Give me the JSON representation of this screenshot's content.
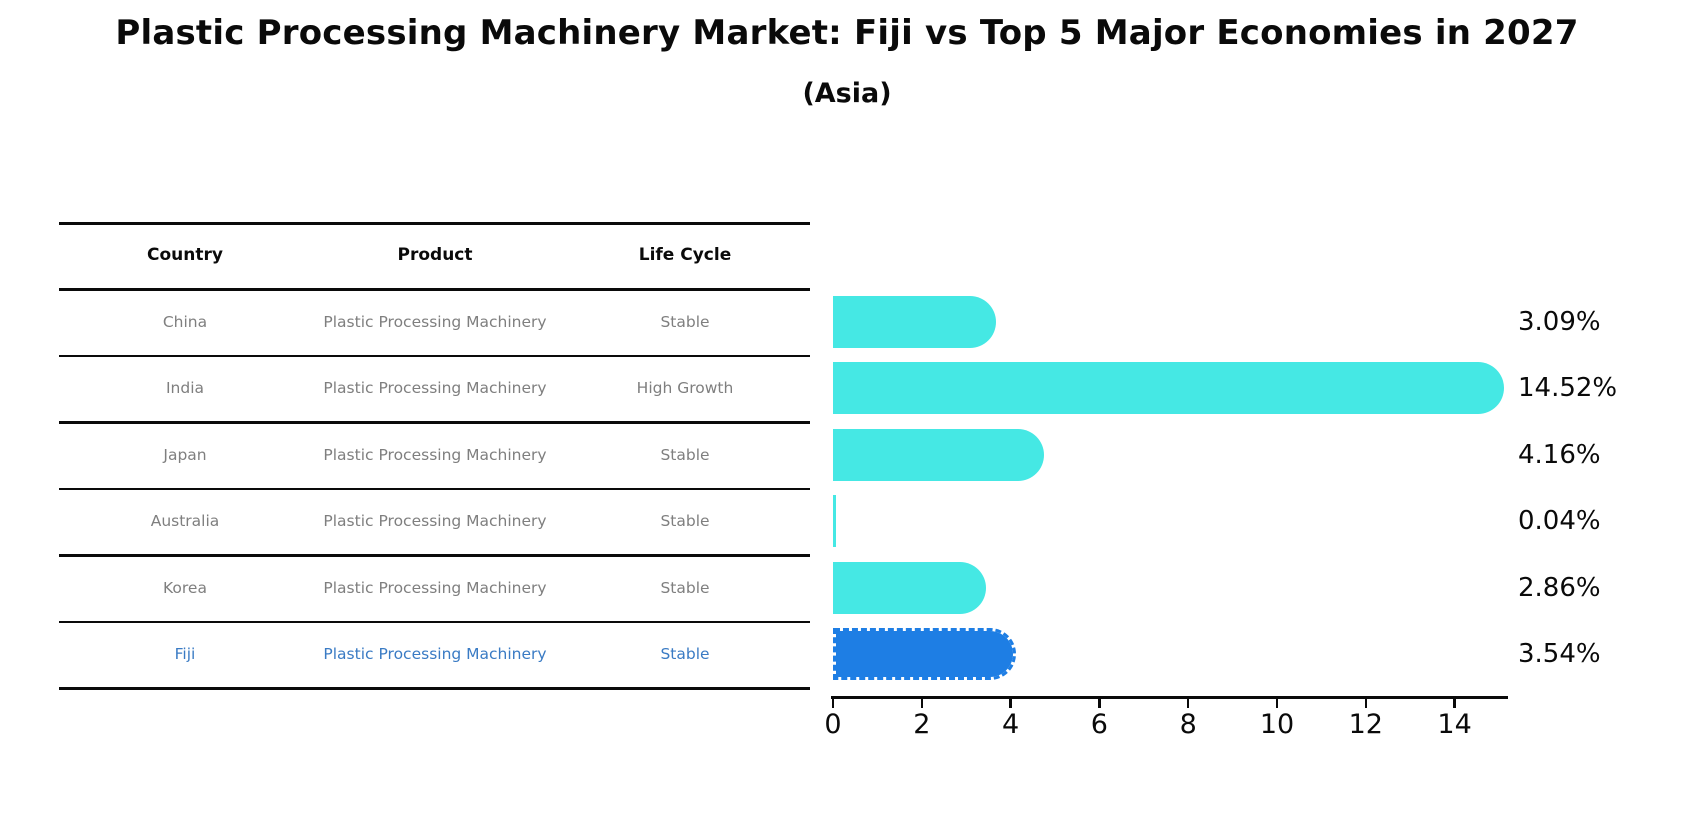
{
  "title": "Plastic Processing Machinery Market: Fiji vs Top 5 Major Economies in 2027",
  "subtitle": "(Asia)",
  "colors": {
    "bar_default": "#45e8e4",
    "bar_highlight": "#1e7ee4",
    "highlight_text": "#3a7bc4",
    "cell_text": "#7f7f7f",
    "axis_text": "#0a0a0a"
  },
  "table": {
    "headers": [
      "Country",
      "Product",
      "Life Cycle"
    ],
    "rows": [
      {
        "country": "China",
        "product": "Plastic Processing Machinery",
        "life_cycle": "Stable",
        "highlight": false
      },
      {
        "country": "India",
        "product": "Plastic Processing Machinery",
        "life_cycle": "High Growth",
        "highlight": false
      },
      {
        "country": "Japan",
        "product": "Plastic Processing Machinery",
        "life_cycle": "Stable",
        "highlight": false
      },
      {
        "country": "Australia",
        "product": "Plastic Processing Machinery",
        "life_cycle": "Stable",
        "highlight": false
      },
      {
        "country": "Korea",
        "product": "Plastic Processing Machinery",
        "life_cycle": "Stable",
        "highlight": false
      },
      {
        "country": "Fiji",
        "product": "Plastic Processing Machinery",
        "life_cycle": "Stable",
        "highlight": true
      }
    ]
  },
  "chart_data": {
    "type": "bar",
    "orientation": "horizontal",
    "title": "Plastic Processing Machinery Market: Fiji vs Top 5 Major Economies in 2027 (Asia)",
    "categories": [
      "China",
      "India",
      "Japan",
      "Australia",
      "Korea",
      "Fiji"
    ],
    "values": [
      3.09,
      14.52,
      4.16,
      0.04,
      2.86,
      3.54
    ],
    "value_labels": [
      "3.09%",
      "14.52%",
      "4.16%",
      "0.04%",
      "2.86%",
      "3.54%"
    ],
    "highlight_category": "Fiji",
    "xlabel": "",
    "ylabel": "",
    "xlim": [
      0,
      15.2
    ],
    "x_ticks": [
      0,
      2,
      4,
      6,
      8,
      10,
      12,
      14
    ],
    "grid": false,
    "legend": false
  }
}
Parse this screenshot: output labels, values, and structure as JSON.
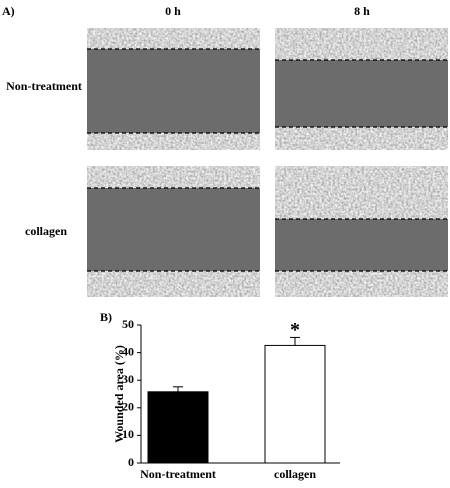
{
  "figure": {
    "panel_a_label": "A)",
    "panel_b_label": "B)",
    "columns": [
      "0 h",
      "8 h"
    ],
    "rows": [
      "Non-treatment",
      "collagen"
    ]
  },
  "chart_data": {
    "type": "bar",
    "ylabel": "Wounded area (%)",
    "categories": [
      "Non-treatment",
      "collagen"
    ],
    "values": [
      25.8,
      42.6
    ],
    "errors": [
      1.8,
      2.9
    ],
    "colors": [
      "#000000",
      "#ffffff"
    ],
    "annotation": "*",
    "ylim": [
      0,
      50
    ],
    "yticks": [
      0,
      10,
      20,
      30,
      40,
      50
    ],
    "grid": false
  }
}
-- -- --
Challenge: Nothing but the lines from the line containing "Parse this screenshot: output" through the last line of the records above is to be extracted, exactly and with no pictures.

Exercise answer:
Parse this screenshot: output labels, values, and structure as JSON.
{
  "figure": {
    "panel_a_label": "A)",
    "panel_b_label": "B)",
    "columns": [
      "0 h",
      "8 h"
    ],
    "rows": [
      "Non-treatment",
      "collagen"
    ]
  },
  "chart_data": {
    "type": "bar",
    "ylabel": "Wounded area (%)",
    "categories": [
      "Non-treatment",
      "collagen"
    ],
    "values": [
      25.8,
      42.6
    ],
    "errors": [
      1.8,
      2.9
    ],
    "colors": [
      "#000000",
      "#ffffff"
    ],
    "annotation": "*",
    "ylim": [
      0,
      50
    ],
    "yticks": [
      0,
      10,
      20,
      30,
      40,
      50
    ],
    "grid": false
  }
}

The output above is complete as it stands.